* [Exercise directions]
From the listing below, pull out the lines that hold "source".
+ + + + +
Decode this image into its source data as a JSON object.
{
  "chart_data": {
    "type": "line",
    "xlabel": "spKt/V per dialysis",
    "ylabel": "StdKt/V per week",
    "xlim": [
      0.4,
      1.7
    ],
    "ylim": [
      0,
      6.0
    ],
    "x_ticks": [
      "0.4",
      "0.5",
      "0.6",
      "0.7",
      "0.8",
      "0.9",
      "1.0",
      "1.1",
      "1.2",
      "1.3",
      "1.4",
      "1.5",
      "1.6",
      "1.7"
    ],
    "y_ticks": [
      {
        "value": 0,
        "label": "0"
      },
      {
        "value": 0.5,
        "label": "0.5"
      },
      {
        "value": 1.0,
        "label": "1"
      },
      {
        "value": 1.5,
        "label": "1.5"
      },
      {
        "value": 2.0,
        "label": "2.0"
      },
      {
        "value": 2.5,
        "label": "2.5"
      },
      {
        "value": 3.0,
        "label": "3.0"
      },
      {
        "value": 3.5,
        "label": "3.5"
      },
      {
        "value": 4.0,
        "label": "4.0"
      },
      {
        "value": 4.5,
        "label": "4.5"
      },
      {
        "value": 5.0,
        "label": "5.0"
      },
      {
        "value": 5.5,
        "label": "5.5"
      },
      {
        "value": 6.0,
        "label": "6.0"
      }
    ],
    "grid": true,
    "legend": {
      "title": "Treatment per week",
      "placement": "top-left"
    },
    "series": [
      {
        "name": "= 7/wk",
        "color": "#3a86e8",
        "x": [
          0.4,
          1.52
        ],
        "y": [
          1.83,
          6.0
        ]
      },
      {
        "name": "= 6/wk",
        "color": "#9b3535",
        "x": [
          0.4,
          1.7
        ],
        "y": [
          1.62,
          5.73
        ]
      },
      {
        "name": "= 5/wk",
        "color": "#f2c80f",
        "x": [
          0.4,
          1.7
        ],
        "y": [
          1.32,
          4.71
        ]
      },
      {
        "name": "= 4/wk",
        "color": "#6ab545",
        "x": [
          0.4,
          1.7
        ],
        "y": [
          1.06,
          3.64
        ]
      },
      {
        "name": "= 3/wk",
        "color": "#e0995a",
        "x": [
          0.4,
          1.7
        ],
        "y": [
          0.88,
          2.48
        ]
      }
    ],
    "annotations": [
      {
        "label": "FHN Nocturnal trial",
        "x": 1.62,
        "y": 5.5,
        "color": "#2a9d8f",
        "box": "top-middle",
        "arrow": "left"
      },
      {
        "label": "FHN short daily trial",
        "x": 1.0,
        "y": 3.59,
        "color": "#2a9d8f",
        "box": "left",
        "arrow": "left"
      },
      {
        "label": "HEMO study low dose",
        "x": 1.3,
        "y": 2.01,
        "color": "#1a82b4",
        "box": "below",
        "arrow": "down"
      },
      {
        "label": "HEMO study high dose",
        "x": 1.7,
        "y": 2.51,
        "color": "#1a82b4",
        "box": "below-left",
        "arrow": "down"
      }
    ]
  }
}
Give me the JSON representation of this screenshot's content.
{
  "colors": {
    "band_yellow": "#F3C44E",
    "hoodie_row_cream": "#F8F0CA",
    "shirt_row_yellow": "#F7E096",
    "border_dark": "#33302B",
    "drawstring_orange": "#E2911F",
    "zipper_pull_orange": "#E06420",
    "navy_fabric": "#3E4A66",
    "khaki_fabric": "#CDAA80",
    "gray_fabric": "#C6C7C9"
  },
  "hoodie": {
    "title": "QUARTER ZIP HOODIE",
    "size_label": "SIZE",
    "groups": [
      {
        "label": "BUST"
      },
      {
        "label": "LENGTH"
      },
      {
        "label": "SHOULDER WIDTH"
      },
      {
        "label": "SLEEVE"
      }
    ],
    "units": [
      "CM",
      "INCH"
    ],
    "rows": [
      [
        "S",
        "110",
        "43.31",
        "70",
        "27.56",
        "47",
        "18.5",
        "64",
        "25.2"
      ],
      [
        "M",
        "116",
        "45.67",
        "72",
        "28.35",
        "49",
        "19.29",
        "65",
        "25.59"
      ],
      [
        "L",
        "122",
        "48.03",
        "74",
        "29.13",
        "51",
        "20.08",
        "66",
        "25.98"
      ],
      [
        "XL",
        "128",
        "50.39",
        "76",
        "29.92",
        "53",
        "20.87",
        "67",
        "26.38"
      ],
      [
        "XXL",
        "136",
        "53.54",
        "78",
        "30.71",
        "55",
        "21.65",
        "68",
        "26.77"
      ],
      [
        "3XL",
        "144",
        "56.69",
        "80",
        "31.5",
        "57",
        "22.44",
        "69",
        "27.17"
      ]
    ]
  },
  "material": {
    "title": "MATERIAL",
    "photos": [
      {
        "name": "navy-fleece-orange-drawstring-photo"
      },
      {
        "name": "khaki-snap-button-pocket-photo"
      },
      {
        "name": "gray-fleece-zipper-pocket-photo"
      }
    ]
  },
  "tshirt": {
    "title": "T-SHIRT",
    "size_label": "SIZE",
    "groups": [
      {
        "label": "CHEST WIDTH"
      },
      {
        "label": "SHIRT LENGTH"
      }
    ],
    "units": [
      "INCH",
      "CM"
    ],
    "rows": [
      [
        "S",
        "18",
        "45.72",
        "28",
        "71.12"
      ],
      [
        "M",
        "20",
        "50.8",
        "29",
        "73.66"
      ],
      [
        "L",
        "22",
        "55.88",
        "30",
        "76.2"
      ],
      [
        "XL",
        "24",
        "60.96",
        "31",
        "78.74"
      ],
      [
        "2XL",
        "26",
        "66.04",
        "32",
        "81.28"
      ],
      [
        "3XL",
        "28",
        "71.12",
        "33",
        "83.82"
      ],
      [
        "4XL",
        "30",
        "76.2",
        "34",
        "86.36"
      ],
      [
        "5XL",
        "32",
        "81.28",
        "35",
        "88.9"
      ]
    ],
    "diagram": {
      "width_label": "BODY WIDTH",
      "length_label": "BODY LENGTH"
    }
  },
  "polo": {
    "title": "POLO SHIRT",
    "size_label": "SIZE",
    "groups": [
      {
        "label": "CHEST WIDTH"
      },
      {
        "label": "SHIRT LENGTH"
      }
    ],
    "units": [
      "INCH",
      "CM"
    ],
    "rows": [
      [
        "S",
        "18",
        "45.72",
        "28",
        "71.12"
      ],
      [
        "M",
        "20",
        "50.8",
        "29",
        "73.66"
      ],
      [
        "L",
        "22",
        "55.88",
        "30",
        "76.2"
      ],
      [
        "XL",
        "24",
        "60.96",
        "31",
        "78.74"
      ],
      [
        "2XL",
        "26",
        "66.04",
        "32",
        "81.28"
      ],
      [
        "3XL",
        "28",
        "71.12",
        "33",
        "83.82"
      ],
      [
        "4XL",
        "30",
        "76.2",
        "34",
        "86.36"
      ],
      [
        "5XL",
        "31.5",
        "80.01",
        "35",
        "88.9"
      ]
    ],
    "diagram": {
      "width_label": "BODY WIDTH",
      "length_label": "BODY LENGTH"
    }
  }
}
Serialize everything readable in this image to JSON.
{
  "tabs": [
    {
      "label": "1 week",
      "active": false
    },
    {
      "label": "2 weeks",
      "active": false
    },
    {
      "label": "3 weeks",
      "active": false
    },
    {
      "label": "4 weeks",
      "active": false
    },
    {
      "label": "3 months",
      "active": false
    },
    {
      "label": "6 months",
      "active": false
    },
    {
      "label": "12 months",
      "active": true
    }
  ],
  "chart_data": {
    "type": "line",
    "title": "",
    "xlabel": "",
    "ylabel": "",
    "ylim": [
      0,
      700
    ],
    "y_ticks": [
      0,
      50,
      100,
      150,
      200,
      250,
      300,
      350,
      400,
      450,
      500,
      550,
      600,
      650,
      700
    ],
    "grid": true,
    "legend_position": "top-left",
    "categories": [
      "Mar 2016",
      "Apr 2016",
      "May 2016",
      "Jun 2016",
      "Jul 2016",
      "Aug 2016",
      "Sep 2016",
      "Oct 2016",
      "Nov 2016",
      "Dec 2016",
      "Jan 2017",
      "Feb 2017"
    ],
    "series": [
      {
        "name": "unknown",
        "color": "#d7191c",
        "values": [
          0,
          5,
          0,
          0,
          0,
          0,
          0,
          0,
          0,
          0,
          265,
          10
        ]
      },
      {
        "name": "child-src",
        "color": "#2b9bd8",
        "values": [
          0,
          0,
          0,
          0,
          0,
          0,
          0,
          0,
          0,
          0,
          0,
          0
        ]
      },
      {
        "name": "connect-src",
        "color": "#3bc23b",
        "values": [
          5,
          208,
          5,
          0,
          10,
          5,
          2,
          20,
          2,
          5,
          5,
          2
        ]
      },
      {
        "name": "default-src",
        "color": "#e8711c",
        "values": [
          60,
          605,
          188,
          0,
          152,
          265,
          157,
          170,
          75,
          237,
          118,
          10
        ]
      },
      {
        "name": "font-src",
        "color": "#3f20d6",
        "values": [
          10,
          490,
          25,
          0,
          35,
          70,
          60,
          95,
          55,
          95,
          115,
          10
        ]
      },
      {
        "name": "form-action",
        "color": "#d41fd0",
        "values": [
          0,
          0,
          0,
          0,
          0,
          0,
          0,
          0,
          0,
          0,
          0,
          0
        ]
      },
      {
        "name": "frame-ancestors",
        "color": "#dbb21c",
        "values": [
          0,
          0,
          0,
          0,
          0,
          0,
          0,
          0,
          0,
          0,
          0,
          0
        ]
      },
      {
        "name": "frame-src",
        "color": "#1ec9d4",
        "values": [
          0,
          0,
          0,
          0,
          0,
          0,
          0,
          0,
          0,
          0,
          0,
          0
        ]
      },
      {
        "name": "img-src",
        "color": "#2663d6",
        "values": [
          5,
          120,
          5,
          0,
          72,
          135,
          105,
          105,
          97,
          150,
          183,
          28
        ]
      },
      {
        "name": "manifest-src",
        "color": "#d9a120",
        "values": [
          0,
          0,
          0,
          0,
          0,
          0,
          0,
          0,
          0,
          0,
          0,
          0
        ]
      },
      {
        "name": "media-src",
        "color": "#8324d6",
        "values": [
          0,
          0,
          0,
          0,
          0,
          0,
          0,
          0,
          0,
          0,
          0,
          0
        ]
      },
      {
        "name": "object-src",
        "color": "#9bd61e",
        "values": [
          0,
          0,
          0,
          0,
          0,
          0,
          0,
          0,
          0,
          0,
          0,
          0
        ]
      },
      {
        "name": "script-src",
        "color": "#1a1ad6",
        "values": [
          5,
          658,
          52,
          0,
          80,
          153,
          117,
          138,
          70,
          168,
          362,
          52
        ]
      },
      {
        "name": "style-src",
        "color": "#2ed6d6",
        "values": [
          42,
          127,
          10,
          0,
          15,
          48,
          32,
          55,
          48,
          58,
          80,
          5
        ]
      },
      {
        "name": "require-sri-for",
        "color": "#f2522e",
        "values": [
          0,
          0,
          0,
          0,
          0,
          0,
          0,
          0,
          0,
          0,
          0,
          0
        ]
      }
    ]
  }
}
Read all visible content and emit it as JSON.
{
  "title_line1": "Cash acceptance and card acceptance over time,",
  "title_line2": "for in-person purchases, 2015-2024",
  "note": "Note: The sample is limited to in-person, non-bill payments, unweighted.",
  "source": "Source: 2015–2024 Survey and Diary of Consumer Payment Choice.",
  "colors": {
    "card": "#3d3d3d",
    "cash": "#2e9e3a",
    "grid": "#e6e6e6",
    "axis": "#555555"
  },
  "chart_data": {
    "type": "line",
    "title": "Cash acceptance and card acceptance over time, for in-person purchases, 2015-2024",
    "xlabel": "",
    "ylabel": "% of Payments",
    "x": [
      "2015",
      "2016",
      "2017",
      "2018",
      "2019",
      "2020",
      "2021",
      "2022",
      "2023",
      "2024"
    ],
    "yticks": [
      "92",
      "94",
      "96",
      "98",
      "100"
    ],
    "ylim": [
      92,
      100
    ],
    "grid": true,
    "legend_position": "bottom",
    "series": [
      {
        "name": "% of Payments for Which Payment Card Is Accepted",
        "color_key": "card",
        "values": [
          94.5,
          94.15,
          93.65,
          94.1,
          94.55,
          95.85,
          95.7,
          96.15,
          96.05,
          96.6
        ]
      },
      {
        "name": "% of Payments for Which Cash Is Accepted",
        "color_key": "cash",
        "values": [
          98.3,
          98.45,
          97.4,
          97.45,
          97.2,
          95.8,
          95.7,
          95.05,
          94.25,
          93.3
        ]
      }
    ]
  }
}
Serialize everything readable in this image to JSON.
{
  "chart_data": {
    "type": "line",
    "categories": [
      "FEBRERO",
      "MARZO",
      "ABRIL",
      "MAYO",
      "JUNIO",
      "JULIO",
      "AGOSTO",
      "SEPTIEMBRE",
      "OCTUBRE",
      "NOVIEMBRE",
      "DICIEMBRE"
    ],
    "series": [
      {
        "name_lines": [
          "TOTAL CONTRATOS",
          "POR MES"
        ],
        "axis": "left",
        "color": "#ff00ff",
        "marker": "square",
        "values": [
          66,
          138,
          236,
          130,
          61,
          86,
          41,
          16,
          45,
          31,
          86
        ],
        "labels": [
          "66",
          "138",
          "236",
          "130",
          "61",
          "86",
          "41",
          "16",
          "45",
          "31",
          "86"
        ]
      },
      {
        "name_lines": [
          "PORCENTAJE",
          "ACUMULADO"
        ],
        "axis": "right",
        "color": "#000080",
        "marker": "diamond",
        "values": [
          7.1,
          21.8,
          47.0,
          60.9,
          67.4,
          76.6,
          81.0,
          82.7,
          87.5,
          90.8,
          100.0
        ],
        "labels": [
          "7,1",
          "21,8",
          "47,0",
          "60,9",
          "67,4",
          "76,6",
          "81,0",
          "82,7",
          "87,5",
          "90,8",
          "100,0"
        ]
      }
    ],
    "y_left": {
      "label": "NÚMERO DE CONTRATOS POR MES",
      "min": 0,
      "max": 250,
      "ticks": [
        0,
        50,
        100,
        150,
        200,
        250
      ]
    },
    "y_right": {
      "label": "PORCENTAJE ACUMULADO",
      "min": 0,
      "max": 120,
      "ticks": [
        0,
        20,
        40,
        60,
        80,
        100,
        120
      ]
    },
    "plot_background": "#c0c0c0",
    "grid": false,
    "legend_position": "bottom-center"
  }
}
+ + + + +
* [Answer]
Decode this image into its source data as a JSON object.
  "source": "Source: 2015–2024 Survey and Diary of Consumer Payment Choice.",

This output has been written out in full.